- EXTRAIT DU DOCUMENT:

1945-1947 – "Candide" ou les échecs de l'optimisme : un projet inabouti de Marcel Carné

"Candide" de Voltaire

Saviez-vous que Gérard Philipe et Louis Jouvet avaient failli jouer dans le même film ? Ils auraient dû tourner ensemble une adaptation de Candide, ou l’optimisme, conte philosophique de Voltaire : Gérard Philipe en Candide, Louis Jouvet en Docteur Pangloss, ce tuteur de Candide si optimiste qu’il estimait que « Tout est au mieux dans le meilleur des mondes possibles ». Ce projet cinématographique échouera à cause d’une bicyclette et, possiblement, du Pape !…

On en trouve des allusions dans un hors-série de Ciné Miroir (1945) dans lequel Marcel Carné avance qu’il n’y a « rien encore de précis dans mes projets. Mais je songe fortement à une adaptation du "Candide" de Voltaire, interprété par Gerard Philipe, avec Jouvet dans le rôle de Pangloss… »

Le cinéaste devait avoir repéré rapidement Gérard Philipe (au théâtre ?) puisqu’en octobre 1945, alors que le jeune comédien est toujours sur les planches avec le Caligula de Camus, on annonçait un autre projet du réalisateur :

« Comme projets sérieux, [on annonce] [...] "Le rendez-vous" de Marcel Carné et Jacques Prévert a réussi pour un bon démarrage Marlène Dietrich, Jean Gabin et Gérard Philippe (sic). »

Cette production elle aussi sans lendemain doit correspondre à la période de la visite que rendit Marlène Dietrich à Gérard Philipe…

Louis Jouvet (Studio Harcourt, 1947)

Pour Candide, les choses semblent aller leur train jusqu’à la disparition du producteur Camille Tramichel, président de la Société des Productions cinématographiques, « décédé accidentellement » dans un accident de bicyclette. Ses obsèques eurent lieu le 27 mars 1945. Selon le critique de cinéma Michel Pérez,

« Le producteur Tramichel qui a fait fortune avec le mélo numéro un des années de guerre, le Voile bleu, se montre enthousiaste et accepte même de tourner le film en Technicolor, mais il meurt sous les roues d’un camion américain en traversant les Champs-Élysées. » (Michel Pérez, Les films de Carné, Ramsay, 1986, p. 88.)

 

En dépit de ce très fâcheux contretemps qui le prive de financement, le réalisateur se montre confiant. Interrogé par Jean Quéval pour L’Écran français (29 mai 1946) sur le plateau des Portes de la Nuit, Marcel Carné qui a trouvé Le Pays sans étoiles « très curieux, très intéressant », donne des indications sur ses projets :

« Que comptez-vous tourner, après Les Portes de la nuit ?

Candide, à Rome.

Candide ! Candide, film de Marcel Carné, avec (sans doute), dialogues de Jacques Prévert.

Candide, dis-je, c’est terriblement séduisant et combien redoutable ! {…] »

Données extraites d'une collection

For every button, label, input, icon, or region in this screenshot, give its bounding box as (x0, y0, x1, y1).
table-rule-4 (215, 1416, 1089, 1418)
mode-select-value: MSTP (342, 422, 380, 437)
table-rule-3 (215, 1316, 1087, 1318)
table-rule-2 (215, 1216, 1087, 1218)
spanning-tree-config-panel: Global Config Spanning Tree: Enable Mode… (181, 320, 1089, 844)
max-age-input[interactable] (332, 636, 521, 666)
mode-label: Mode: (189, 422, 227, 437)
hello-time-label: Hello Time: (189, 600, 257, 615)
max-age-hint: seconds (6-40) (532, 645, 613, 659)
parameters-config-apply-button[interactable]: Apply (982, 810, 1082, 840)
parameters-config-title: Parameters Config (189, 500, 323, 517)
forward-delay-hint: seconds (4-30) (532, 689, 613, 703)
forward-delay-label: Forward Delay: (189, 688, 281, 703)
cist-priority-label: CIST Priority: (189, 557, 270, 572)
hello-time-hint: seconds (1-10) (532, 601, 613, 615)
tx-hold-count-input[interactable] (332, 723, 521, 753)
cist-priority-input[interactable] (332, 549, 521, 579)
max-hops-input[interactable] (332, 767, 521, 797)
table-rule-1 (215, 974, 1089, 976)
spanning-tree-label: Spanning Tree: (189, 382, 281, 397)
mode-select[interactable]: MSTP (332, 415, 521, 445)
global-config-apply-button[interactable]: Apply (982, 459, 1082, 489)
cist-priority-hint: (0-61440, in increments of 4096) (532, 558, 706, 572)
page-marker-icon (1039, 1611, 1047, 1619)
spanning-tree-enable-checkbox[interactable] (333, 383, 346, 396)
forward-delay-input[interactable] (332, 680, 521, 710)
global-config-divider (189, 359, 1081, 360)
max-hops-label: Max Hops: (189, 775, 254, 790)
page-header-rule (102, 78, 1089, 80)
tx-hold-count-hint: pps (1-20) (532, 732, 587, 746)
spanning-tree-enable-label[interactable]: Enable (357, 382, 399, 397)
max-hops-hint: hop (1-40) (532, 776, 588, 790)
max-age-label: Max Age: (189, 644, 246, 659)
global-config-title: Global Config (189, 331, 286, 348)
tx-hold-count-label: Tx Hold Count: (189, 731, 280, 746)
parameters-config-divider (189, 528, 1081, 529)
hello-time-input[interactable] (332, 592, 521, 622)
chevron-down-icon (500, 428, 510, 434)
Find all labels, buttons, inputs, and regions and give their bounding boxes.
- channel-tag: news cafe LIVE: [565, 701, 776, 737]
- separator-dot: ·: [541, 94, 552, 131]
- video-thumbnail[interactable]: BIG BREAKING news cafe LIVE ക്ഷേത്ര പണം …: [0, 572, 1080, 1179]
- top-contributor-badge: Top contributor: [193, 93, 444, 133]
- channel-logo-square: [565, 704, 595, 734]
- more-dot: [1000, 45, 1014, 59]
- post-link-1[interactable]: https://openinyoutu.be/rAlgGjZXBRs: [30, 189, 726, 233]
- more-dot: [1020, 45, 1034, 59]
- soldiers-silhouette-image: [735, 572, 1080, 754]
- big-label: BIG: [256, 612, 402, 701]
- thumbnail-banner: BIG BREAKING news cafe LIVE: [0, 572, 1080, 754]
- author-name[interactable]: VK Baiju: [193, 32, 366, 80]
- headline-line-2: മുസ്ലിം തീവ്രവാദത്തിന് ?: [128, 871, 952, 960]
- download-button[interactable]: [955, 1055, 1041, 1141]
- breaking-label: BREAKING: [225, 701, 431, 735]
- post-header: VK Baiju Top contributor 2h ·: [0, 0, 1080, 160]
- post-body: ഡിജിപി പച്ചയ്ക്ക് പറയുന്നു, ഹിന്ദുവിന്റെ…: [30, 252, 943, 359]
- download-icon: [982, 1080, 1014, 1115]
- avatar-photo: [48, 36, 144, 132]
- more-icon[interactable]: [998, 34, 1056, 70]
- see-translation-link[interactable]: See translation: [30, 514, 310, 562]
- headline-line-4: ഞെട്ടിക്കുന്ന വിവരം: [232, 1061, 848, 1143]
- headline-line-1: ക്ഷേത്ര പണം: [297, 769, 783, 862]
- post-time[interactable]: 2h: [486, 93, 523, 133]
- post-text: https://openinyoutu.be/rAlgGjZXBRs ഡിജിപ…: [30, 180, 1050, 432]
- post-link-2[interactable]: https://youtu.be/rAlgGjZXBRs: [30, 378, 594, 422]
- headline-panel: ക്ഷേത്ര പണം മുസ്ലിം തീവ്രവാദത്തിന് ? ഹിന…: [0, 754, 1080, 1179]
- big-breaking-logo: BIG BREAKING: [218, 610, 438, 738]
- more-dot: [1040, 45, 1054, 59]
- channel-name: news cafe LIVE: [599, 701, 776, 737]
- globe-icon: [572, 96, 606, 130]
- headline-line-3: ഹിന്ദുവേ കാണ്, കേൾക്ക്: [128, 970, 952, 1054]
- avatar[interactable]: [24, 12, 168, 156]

- OBJECTIF ÉNONCÉ:
Rédigez la suite du texte sur le projet inabouti de Candide de Marcel Carné, en reprenant juste après sa dernière phrase.

- RÉPONSE FOURNIE:
Sans doute le film est-il alors monté comme une coproduction franco-italienne, comme il y en eut tant à l’époque. Finalement, le 18 juin 1946, Pour tous annonce :

« Michel Simon, Gérard Philippe (sic) et Serge Reggiani seront les vedettes de "Candide" que réalisera Marcel Carné en Italie au début de 1947. C’est évidemment Gérard Philippe (sic) qui sera Candide tandis que Michel Simon incarnera Pangloss. »

 

Michel Simon (Studio Harcourt, 1948)

Louis Jouvet s’est donc retiré du projet : un tournage italien ne pouvait lui convenir, puisqu’il continuait parallèlement ses activités théâtrales au Théâtre de l’Athénée. Il est intéressant de voir que les futurs protagonistes de la Beauté du Diable sont d’ores et déjà présents.

Le Figaro (2 juillet 1946) se fait également écho de cette nouvelle, comme le font Les Lettres Françaises (19 juillet 1946) qui précisent également que Michel Simon est bien pressenti, « s’il est remis de la blessure qu’il s’est faite en tournant dans Panique. Carné, avec Candide, voudrait retrouver l’esprit de Drôle de Drame. »

 

Mais, s’il semble assuré, ce projet suscite certaines interrogations sur son scénario écrit par Jacques Prévert. C’est que Voltaire est toujours sulfureux…

« Voilà qui est fort bien, mais si le baiser de Cunégonde, source des malheurs de Candide, est assurément photogénique, l’ambitieux Marcel Carné ne risque-t-il points des démêlés soit avec la censure, soit avec l’ombre de Voltaire selon qu’il édulcorera ou n’édulcorera pas la suite des hasardeuses aventures de l’immortel Jouvenceau ? » (France Amérique, 23 juin 1946.)

 

Gérard Philipe (photo : Roger Forsier, sans date)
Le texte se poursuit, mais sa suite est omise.